### MATERIAL FOR THE TASK ###

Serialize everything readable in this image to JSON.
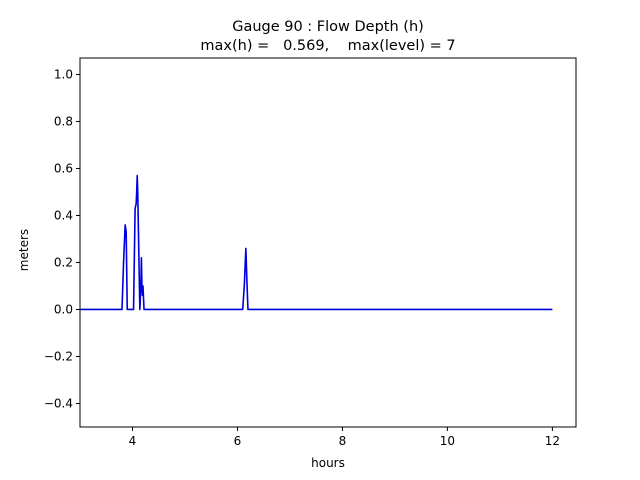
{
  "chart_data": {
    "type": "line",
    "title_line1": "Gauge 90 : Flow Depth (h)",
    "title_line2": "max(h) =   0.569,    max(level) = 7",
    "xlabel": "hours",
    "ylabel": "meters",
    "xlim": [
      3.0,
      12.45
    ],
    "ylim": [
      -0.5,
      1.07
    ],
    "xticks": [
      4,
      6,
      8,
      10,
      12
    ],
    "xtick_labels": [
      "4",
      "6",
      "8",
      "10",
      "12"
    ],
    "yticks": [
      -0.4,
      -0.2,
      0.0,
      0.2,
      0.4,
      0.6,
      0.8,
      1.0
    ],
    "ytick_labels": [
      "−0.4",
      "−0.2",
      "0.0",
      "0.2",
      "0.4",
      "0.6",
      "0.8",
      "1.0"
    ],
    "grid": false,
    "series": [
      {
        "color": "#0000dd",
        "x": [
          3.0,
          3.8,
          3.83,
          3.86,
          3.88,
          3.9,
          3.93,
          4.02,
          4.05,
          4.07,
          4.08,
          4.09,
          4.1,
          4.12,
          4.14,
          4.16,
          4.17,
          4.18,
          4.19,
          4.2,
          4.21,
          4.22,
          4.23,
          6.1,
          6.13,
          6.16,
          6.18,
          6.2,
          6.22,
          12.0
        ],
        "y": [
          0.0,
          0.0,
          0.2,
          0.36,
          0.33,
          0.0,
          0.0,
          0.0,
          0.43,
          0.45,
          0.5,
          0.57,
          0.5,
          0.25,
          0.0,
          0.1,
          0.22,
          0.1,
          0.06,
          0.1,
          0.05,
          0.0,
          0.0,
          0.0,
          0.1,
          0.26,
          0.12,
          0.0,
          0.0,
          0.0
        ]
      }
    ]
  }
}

###

> [TASK DETAILS]: Without the pictures, restate all of the entries above verbatim.

> [ANSWER TO THE TASK]:
Serialize everything readable in this image to JSON.
{
  "chart_data": {
    "type": "line",
    "title_line1": "Gauge 90 : Flow Depth (h)",
    "title_line2": "max(h) =   0.569,    max(level) = 7",
    "xlabel": "hours",
    "ylabel": "meters",
    "xlim": [
      3.0,
      12.45
    ],
    "ylim": [
      -0.5,
      1.07
    ],
    "xticks": [
      4,
      6,
      8,
      10,
      12
    ],
    "xtick_labels": [
      "4",
      "6",
      "8",
      "10",
      "12"
    ],
    "yticks": [
      -0.4,
      -0.2,
      0.0,
      0.2,
      0.4,
      0.6,
      0.8,
      1.0
    ],
    "ytick_labels": [
      "−0.4",
      "−0.2",
      "0.0",
      "0.2",
      "0.4",
      "0.6",
      "0.8",
      "1.0"
    ],
    "grid": false,
    "series": [
      {
        "color": "#0000dd",
        "x": [
          3.0,
          3.8,
          3.83,
          3.86,
          3.88,
          3.9,
          3.93,
          4.02,
          4.05,
          4.07,
          4.08,
          4.09,
          4.1,
          4.12,
          4.14,
          4.16,
          4.17,
          4.18,
          4.19,
          4.2,
          4.21,
          4.22,
          4.23,
          6.1,
          6.13,
          6.16,
          6.18,
          6.2,
          6.22,
          12.0
        ],
        "y": [
          0.0,
          0.0,
          0.2,
          0.36,
          0.33,
          0.0,
          0.0,
          0.0,
          0.43,
          0.45,
          0.5,
          0.57,
          0.5,
          0.25,
          0.0,
          0.1,
          0.22,
          0.1,
          0.06,
          0.1,
          0.05,
          0.0,
          0.0,
          0.0,
          0.1,
          0.26,
          0.12,
          0.0,
          0.0,
          0.0
        ]
      }
    ]
  }
}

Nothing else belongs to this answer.